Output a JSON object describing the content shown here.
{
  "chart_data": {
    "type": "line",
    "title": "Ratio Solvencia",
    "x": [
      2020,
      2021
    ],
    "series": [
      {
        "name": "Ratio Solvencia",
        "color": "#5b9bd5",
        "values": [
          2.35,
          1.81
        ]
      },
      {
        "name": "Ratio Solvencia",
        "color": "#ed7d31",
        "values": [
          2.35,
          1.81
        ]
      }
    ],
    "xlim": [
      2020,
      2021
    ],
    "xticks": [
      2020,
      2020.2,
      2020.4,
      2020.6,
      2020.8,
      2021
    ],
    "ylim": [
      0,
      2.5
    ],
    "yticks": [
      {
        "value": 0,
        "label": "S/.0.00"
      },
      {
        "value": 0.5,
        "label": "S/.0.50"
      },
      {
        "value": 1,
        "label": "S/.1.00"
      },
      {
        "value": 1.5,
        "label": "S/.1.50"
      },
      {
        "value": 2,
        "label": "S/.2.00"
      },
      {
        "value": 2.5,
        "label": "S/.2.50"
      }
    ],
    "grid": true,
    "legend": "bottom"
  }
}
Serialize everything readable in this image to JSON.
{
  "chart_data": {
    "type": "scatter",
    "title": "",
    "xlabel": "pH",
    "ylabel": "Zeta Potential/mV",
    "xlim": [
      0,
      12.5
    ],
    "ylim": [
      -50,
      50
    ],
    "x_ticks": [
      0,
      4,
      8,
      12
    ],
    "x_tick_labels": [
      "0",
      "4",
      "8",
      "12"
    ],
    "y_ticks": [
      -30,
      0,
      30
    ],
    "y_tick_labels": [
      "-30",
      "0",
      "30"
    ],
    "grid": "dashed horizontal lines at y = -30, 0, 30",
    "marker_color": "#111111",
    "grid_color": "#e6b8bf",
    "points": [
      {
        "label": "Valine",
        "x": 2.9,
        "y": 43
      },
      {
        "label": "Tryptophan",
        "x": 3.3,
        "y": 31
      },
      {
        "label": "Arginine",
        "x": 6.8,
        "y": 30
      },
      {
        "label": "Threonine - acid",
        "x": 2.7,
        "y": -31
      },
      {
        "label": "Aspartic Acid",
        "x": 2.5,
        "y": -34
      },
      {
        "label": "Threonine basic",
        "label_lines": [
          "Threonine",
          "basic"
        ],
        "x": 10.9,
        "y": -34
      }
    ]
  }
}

┄┄┄┄┄┄

● **EXERCISE PROMPT**
Nothing should be left out: return all of the records exactly.

● **RESPONSE TO THIS EXERCISE**
Output a JSON object describing the content shown here.
{
  "chart_data": {
    "type": "line",
    "title": "Ratio Solvencia",
    "x": [
      2020,
      2021
    ],
    "series": [
      {
        "name": "Ratio Solvencia",
        "color": "#5b9bd5",
        "values": [
          2.35,
          1.81
        ]
      },
      {
        "name": "Ratio Solvencia",
        "color": "#ed7d31",
        "values": [
          2.35,
          1.81
        ]
      }
    ],
    "xlim": [
      2020,
      2021
    ],
    "xticks": [
      2020,
      2020.2,
      2020.4,
      2020.6,
      2020.8,
      2021
    ],
    "ylim": [
      0,
      2.5
    ],
    "yticks": [
      {
        "value": 0,
        "label": "S/.0.00"
      },
      {
        "value": 0.5,
        "label": "S/.0.50"
      },
      {
        "value": 1,
        "label": "S/.1.00"
      },
      {
        "value": 1.5,
        "label": "S/.1.50"
      },
      {
        "value": 2,
        "label": "S/.2.00"
      },
      {
        "value": 2.5,
        "label": "S/.2.50"
      }
    ],
    "grid": true,
    "legend": "bottom"
  }
}
Serialize everything readable in this image to JSON.
{
  "chart_data": {
    "type": "scatter",
    "title": "",
    "xlabel": "pH",
    "ylabel": "Zeta Potential/mV",
    "xlim": [
      0,
      12.5
    ],
    "ylim": [
      -50,
      50
    ],
    "x_ticks": [
      0,
      4,
      8,
      12
    ],
    "x_tick_labels": [
      "0",
      "4",
      "8",
      "12"
    ],
    "y_ticks": [
      -30,
      0,
      30
    ],
    "y_tick_labels": [
      "-30",
      "0",
      "30"
    ],
    "grid": "dashed horizontal lines at y = -30, 0, 30",
    "marker_color": "#111111",
    "grid_color": "#e6b8bf",
    "points": [
      {
        "label": "Valine",
        "x": 2.9,
        "y": 43
      },
      {
        "label": "Tryptophan",
        "x": 3.3,
        "y": 31
      },
      {
        "label": "Arginine",
        "x": 6.8,
        "y": 30
      },
      {
        "label": "Threonine - acid",
        "x": 2.7,
        "y": -31
      },
      {
        "label": "Aspartic Acid",
        "x": 2.5,
        "y": -34
      },
      {
        "label": "Threonine basic",
        "label_lines": [
          "Threonine",
          "basic"
        ],
        "x": 10.9,
        "y": -34
      }
    ]
  }
}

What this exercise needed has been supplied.